▶ [WORK TO COMPLETE] Return each line of the records holding the string "chevron".

▶ [RECORDS FOR THE EXERCISE]

::::::::

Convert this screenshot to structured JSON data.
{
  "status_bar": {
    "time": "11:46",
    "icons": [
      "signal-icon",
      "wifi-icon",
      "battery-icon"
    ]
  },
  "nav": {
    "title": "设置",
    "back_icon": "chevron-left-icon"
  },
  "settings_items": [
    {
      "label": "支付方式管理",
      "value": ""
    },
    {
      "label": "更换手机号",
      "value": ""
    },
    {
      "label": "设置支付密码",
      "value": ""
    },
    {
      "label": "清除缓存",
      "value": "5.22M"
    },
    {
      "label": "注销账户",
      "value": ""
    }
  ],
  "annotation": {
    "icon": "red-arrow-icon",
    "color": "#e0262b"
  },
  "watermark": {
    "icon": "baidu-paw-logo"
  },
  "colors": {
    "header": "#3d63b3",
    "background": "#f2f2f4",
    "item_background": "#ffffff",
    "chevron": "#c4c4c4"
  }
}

::::::::

▶ [TASK SOLUTION]
    "back_icon": "chevron-left-icon"
    "chevron": "#c4c4c4"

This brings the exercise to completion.